(Entries with figure data)
# # #

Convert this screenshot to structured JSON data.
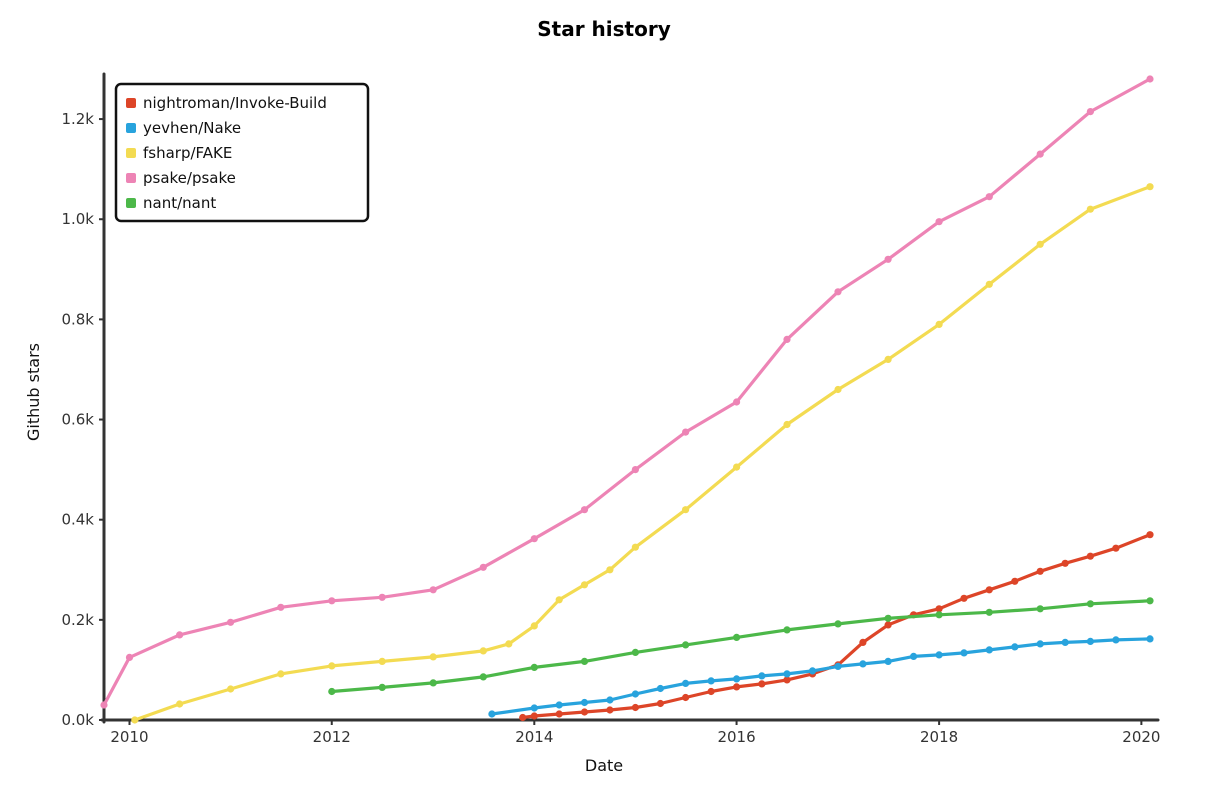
{
  "chart_data": {
    "type": "line",
    "title": "Star history",
    "xlabel": "Date",
    "ylabel": "Github stars",
    "x_axis": {
      "type": "date",
      "range": [
        "2009-10-01",
        "2020-03-01"
      ],
      "ticks": [
        {
          "date": "2010-01-01",
          "label": "2010"
        },
        {
          "date": "2012-01-01",
          "label": "2012"
        },
        {
          "date": "2014-01-01",
          "label": "2014"
        },
        {
          "date": "2016-01-01",
          "label": "2016"
        },
        {
          "date": "2018-01-01",
          "label": "2018"
        },
        {
          "date": "2020-01-01",
          "label": "2020"
        }
      ]
    },
    "y_axis": {
      "range": [
        0,
        1290
      ],
      "ticks": [
        {
          "value": 0,
          "label": "0.0k"
        },
        {
          "value": 200,
          "label": "0.2k"
        },
        {
          "value": 400,
          "label": "0.4k"
        },
        {
          "value": 600,
          "label": "0.6k"
        },
        {
          "value": 800,
          "label": "0.8k"
        },
        {
          "value": 1000,
          "label": "1.0k"
        },
        {
          "value": 1200,
          "label": "1.2k"
        }
      ]
    },
    "grid": false,
    "legend_position": "top-left",
    "series": [
      {
        "name": "nightroman/Invoke-Build",
        "color": "#dd4528",
        "points": [
          [
            "2013-11-20",
            5
          ],
          [
            "2014-01-01",
            8
          ],
          [
            "2014-04-01",
            12
          ],
          [
            "2014-07-01",
            16
          ],
          [
            "2014-10-01",
            20
          ],
          [
            "2015-01-01",
            25
          ],
          [
            "2015-04-01",
            33
          ],
          [
            "2015-07-01",
            45
          ],
          [
            "2015-10-01",
            57
          ],
          [
            "2016-01-01",
            66
          ],
          [
            "2016-04-01",
            72
          ],
          [
            "2016-07-01",
            80
          ],
          [
            "2016-10-01",
            92
          ],
          [
            "2017-01-01",
            110
          ],
          [
            "2017-04-01",
            155
          ],
          [
            "2017-07-01",
            190
          ],
          [
            "2017-10-01",
            210
          ],
          [
            "2018-01-01",
            222
          ],
          [
            "2018-04-01",
            243
          ],
          [
            "2018-07-01",
            260
          ],
          [
            "2018-10-01",
            277
          ],
          [
            "2019-01-01",
            297
          ],
          [
            "2019-04-01",
            313
          ],
          [
            "2019-07-01",
            327
          ],
          [
            "2019-10-01",
            343
          ],
          [
            "2020-02-01",
            370
          ]
        ]
      },
      {
        "name": "yevhen/Nake",
        "color": "#28a3dd",
        "points": [
          [
            "2013-08-01",
            12
          ],
          [
            "2014-01-01",
            24
          ],
          [
            "2014-04-01",
            30
          ],
          [
            "2014-07-01",
            35
          ],
          [
            "2014-10-01",
            40
          ],
          [
            "2015-01-01",
            52
          ],
          [
            "2015-04-01",
            63
          ],
          [
            "2015-07-01",
            73
          ],
          [
            "2015-10-01",
            78
          ],
          [
            "2016-01-01",
            82
          ],
          [
            "2016-04-01",
            88
          ],
          [
            "2016-07-01",
            92
          ],
          [
            "2016-10-01",
            98
          ],
          [
            "2017-01-01",
            107
          ],
          [
            "2017-04-01",
            112
          ],
          [
            "2017-07-01",
            117
          ],
          [
            "2017-10-01",
            127
          ],
          [
            "2018-01-01",
            130
          ],
          [
            "2018-04-01",
            134
          ],
          [
            "2018-07-01",
            140
          ],
          [
            "2018-10-01",
            146
          ],
          [
            "2019-01-01",
            152
          ],
          [
            "2019-04-01",
            155
          ],
          [
            "2019-07-01",
            157
          ],
          [
            "2019-10-01",
            160
          ],
          [
            "2020-02-01",
            162
          ]
        ]
      },
      {
        "name": "fsharp/FAKE",
        "color": "#f3db52",
        "points": [
          [
            "2010-01-20",
            0
          ],
          [
            "2010-07-01",
            32
          ],
          [
            "2011-01-01",
            62
          ],
          [
            "2011-07-01",
            92
          ],
          [
            "2012-01-01",
            108
          ],
          [
            "2012-07-01",
            117
          ],
          [
            "2013-01-01",
            126
          ],
          [
            "2013-07-01",
            138
          ],
          [
            "2013-10-01",
            152
          ],
          [
            "2014-01-01",
            188
          ],
          [
            "2014-04-01",
            240
          ],
          [
            "2014-07-01",
            270
          ],
          [
            "2014-10-01",
            300
          ],
          [
            "2015-01-01",
            345
          ],
          [
            "2015-07-01",
            420
          ],
          [
            "2016-01-01",
            505
          ],
          [
            "2016-07-01",
            590
          ],
          [
            "2017-01-01",
            660
          ],
          [
            "2017-07-01",
            720
          ],
          [
            "2018-01-01",
            790
          ],
          [
            "2018-07-01",
            870
          ],
          [
            "2019-01-01",
            950
          ],
          [
            "2019-07-01",
            1020
          ],
          [
            "2020-02-01",
            1065
          ]
        ]
      },
      {
        "name": "psake/psake",
        "color": "#ed84b5",
        "points": [
          [
            "2009-10-01",
            30
          ],
          [
            "2010-01-01",
            125
          ],
          [
            "2010-07-01",
            170
          ],
          [
            "2011-01-01",
            195
          ],
          [
            "2011-07-01",
            225
          ],
          [
            "2012-01-01",
            238
          ],
          [
            "2012-07-01",
            245
          ],
          [
            "2013-01-01",
            260
          ],
          [
            "2013-07-01",
            305
          ],
          [
            "2014-01-01",
            362
          ],
          [
            "2014-07-01",
            420
          ],
          [
            "2015-01-01",
            500
          ],
          [
            "2015-07-01",
            575
          ],
          [
            "2016-01-01",
            635
          ],
          [
            "2016-07-01",
            760
          ],
          [
            "2017-01-01",
            855
          ],
          [
            "2017-07-01",
            920
          ],
          [
            "2018-01-01",
            995
          ],
          [
            "2018-07-01",
            1045
          ],
          [
            "2019-01-01",
            1130
          ],
          [
            "2019-07-01",
            1215
          ],
          [
            "2020-02-01",
            1280
          ]
        ]
      },
      {
        "name": "nant/nant",
        "color": "#4cb849",
        "points": [
          [
            "2012-01-01",
            57
          ],
          [
            "2012-07-01",
            65
          ],
          [
            "2013-01-01",
            74
          ],
          [
            "2013-07-01",
            86
          ],
          [
            "2014-01-01",
            105
          ],
          [
            "2014-07-01",
            117
          ],
          [
            "2015-01-01",
            135
          ],
          [
            "2015-07-01",
            150
          ],
          [
            "2016-01-01",
            165
          ],
          [
            "2016-07-01",
            180
          ],
          [
            "2017-01-01",
            192
          ],
          [
            "2017-07-01",
            203
          ],
          [
            "2018-01-01",
            210
          ],
          [
            "2018-07-01",
            215
          ],
          [
            "2019-01-01",
            222
          ],
          [
            "2019-07-01",
            232
          ],
          [
            "2020-02-01",
            238
          ]
        ]
      }
    ]
  }
}
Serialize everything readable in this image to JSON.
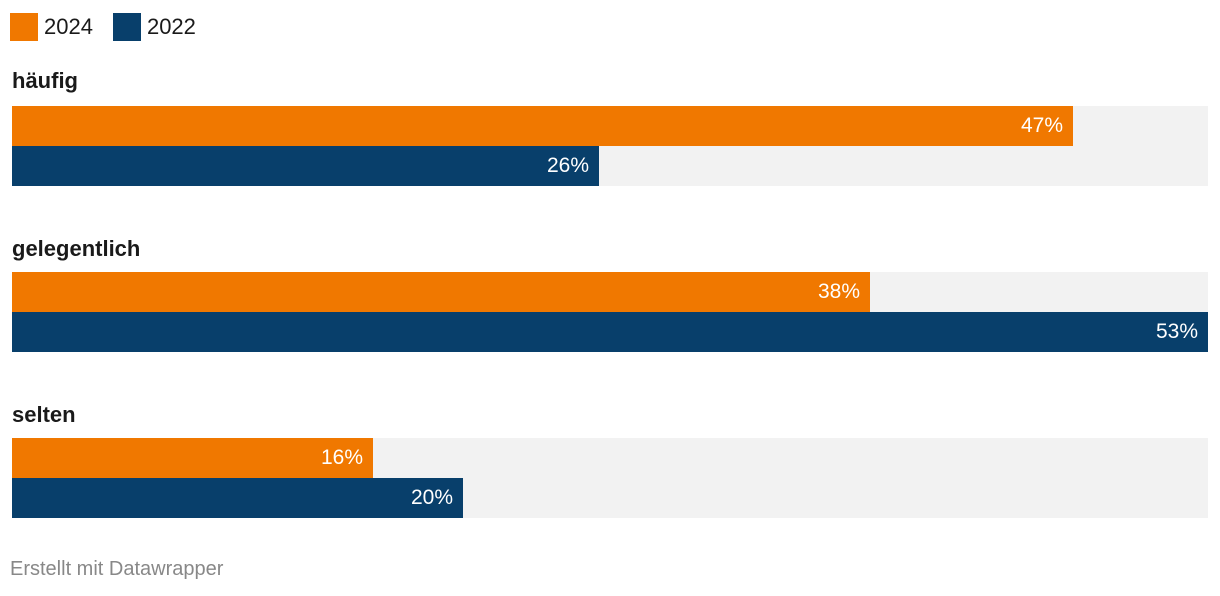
{
  "chart_data": {
    "type": "bar",
    "orientation": "horizontal",
    "categories": [
      "häufig",
      "gelegentlich",
      "selten"
    ],
    "series": [
      {
        "name": "2024",
        "color": "#f07800",
        "values": [
          47,
          38,
          16
        ],
        "labels": [
          "47%",
          "38%",
          "16%"
        ]
      },
      {
        "name": "2022",
        "color": "#083f6b",
        "values": [
          26,
          53,
          20
        ],
        "labels": [
          "26%",
          "53%",
          "20%"
        ]
      }
    ],
    "xlim": [
      0,
      53
    ],
    "value_suffix": "%",
    "legend_position": "top-left",
    "track_color": "#f2f2f2"
  },
  "footer": {
    "credit": "Erstellt mit Datawrapper"
  }
}
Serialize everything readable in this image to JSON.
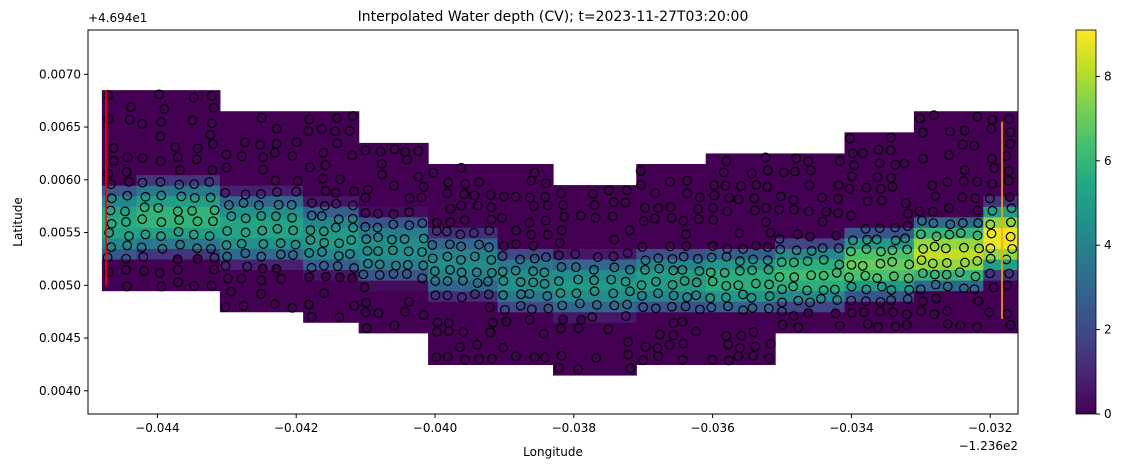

# # #

* [WHAT TO DO]: Reproduce the whole listing word for word, setting aside any pictures.

* [EXERCISE OUTPUT]:
Convert this screenshot to structured JSON data.
{
  "chart_data": {
    "type": "line",
    "title": "Star history",
    "xlabel": "Date",
    "ylabel": "Github stars",
    "x_axis": {
      "type": "date",
      "range": [
        "2009-10-01",
        "2020-03-01"
      ],
      "ticks": [
        {
          "date": "2010-01-01",
          "label": "2010"
        },
        {
          "date": "2012-01-01",
          "label": "2012"
        },
        {
          "date": "2014-01-01",
          "label": "2014"
        },
        {
          "date": "2016-01-01",
          "label": "2016"
        },
        {
          "date": "2018-01-01",
          "label": "2018"
        },
        {
          "date": "2020-01-01",
          "label": "2020"
        }
      ]
    },
    "y_axis": {
      "range": [
        0,
        1290
      ],
      "ticks": [
        {
          "value": 0,
          "label": "0.0k"
        },
        {
          "value": 200,
          "label": "0.2k"
        },
        {
          "value": 400,
          "label": "0.4k"
        },
        {
          "value": 600,
          "label": "0.6k"
        },
        {
          "value": 800,
          "label": "0.8k"
        },
        {
          "value": 1000,
          "label": "1.0k"
        },
        {
          "value": 1200,
          "label": "1.2k"
        }
      ]
    },
    "grid": false,
    "legend_position": "top-left",
    "series": [
      {
        "name": "nightroman/Invoke-Build",
        "color": "#dd4528",
        "points": [
          [
            "2013-11-20",
            5
          ],
          [
            "2014-01-01",
            8
          ],
          [
            "2014-04-01",
            12
          ],
          [
            "2014-07-01",
            16
          ],
          [
            "2014-10-01",
            20
          ],
          [
            "2015-01-01",
            25
          ],
          [
            "2015-04-01",
            33
          ],
          [
            "2015-07-01",
            45
          ],
          [
            "2015-10-01",
            57
          ],
          [
            "2016-01-01",
            66
          ],
          [
            "2016-04-01",
            72
          ],
          [
            "2016-07-01",
            80
          ],
          [
            "2016-10-01",
            92
          ],
          [
            "2017-01-01",
            110
          ],
          [
            "2017-04-01",
            155
          ],
          [
            "2017-07-01",
            190
          ],
          [
            "2017-10-01",
            210
          ],
          [
            "2018-01-01",
            222
          ],
          [
            "2018-04-01",
            243
          ],
          [
            "2018-07-01",
            260
          ],
          [
            "2018-10-01",
            277
          ],
          [
            "2019-01-01",
            297
          ],
          [
            "2019-04-01",
            313
          ],
          [
            "2019-07-01",
            327
          ],
          [
            "2019-10-01",
            343
          ],
          [
            "2020-02-01",
            370
          ]
        ]
      },
      {
        "name": "yevhen/Nake",
        "color": "#28a3dd",
        "points": [
          [
            "2013-08-01",
            12
          ],
          [
            "2014-01-01",
            24
          ],
          [
            "2014-04-01",
            30
          ],
          [
            "2014-07-01",
            35
          ],
          [
            "2014-10-01",
            40
          ],
          [
            "2015-01-01",
            52
          ],
          [
            "2015-04-01",
            63
          ],
          [
            "2015-07-01",
            73
          ],
          [
            "2015-10-01",
            78
          ],
          [
            "2016-01-01",
            82
          ],
          [
            "2016-04-01",
            88
          ],
          [
            "2016-07-01",
            92
          ],
          [
            "2016-10-01",
            98
          ],
          [
            "2017-01-01",
            107
          ],
          [
            "2017-04-01",
            112
          ],
          [
            "2017-07-01",
            117
          ],
          [
            "2017-10-01",
            127
          ],
          [
            "2018-01-01",
            130
          ],
          [
            "2018-04-01",
            134
          ],
          [
            "2018-07-01",
            140
          ],
          [
            "2018-10-01",
            146
          ],
          [
            "2019-01-01",
            152
          ],
          [
            "2019-04-01",
            155
          ],
          [
            "2019-07-01",
            157
          ],
          [
            "2019-10-01",
            160
          ],
          [
            "2020-02-01",
            162
          ]
        ]
      },
      {
        "name": "fsharp/FAKE",
        "color": "#f3db52",
        "points": [
          [
            "2010-01-20",
            0
          ],
          [
            "2010-07-01",
            32
          ],
          [
            "2011-01-01",
            62
          ],
          [
            "2011-07-01",
            92
          ],
          [
            "2012-01-01",
            108
          ],
          [
            "2012-07-01",
            117
          ],
          [
            "2013-01-01",
            126
          ],
          [
            "2013-07-01",
            138
          ],
          [
            "2013-10-01",
            152
          ],
          [
            "2014-01-01",
            188
          ],
          [
            "2014-04-01",
            240
          ],
          [
            "2014-07-01",
            270
          ],
          [
            "2014-10-01",
            300
          ],
          [
            "2015-01-01",
            345
          ],
          [
            "2015-07-01",
            420
          ],
          [
            "2016-01-01",
            505
          ],
          [
            "2016-07-01",
            590
          ],
          [
            "2017-01-01",
            660
          ],
          [
            "2017-07-01",
            720
          ],
          [
            "2018-01-01",
            790
          ],
          [
            "2018-07-01",
            870
          ],
          [
            "2019-01-01",
            950
          ],
          [
            "2019-07-01",
            1020
          ],
          [
            "2020-02-01",
            1065
          ]
        ]
      },
      {
        "name": "psake/psake",
        "color": "#ed84b5",
        "points": [
          [
            "2009-10-01",
            30
          ],
          [
            "2010-01-01",
            125
          ],
          [
            "2010-07-01",
            170
          ],
          [
            "2011-01-01",
            195
          ],
          [
            "2011-07-01",
            225
          ],
          [
            "2012-01-01",
            238
          ],
          [
            "2012-07-01",
            245
          ],
          [
            "2013-01-01",
            260
          ],
          [
            "2013-07-01",
            305
          ],
          [
            "2014-01-01",
            362
          ],
          [
            "2014-07-01",
            420
          ],
          [
            "2015-01-01",
            500
          ],
          [
            "2015-07-01",
            575
          ],
          [
            "2016-01-01",
            635
          ],
          [
            "2016-07-01",
            760
          ],
          [
            "2017-01-01",
            855
          ],
          [
            "2017-07-01",
            920
          ],
          [
            "2018-01-01",
            995
          ],
          [
            "2018-07-01",
            1045
          ],
          [
            "2019-01-01",
            1130
          ],
          [
            "2019-07-01",
            1215
          ],
          [
            "2020-02-01",
            1280
          ]
        ]
      },
      {
        "name": "nant/nant",
        "color": "#4cb849",
        "points": [
          [
            "2012-01-01",
            57
          ],
          [
            "2012-07-01",
            65
          ],
          [
            "2013-01-01",
            74
          ],
          [
            "2013-07-01",
            86
          ],
          [
            "2014-01-01",
            105
          ],
          [
            "2014-07-01",
            117
          ],
          [
            "2015-01-01",
            135
          ],
          [
            "2015-07-01",
            150
          ],
          [
            "2016-01-01",
            165
          ],
          [
            "2016-07-01",
            180
          ],
          [
            "2017-01-01",
            192
          ],
          [
            "2017-07-01",
            203
          ],
          [
            "2018-01-01",
            210
          ],
          [
            "2018-07-01",
            215
          ],
          [
            "2019-01-01",
            222
          ],
          [
            "2019-07-01",
            232
          ],
          [
            "2020-02-01",
            238
          ]
        ]
      }
    ]
  }
}
Serialize everything readable in this image to JSON.
{
  "chart_data": {
    "type": "bar",
    "orientation": "horizontal",
    "categories": [
      "häufig",
      "gelegentlich",
      "selten"
    ],
    "series": [
      {
        "name": "2024",
        "color": "#f07800",
        "values": [
          47,
          38,
          16
        ],
        "labels": [
          "47%",
          "38%",
          "16%"
        ]
      },
      {
        "name": "2022",
        "color": "#083f6b",
        "values": [
          26,
          53,
          20
        ],
        "labels": [
          "26%",
          "53%",
          "20%"
        ]
      }
    ],
    "xlim": [
      0,
      53
    ],
    "value_suffix": "%",
    "legend_position": "top-left",
    "track_color": "#f2f2f2"
  },
  "footer": {
    "credit": "Erstellt mit Datawrapper"
  }
}
Serialize everything readable in this image to JSON.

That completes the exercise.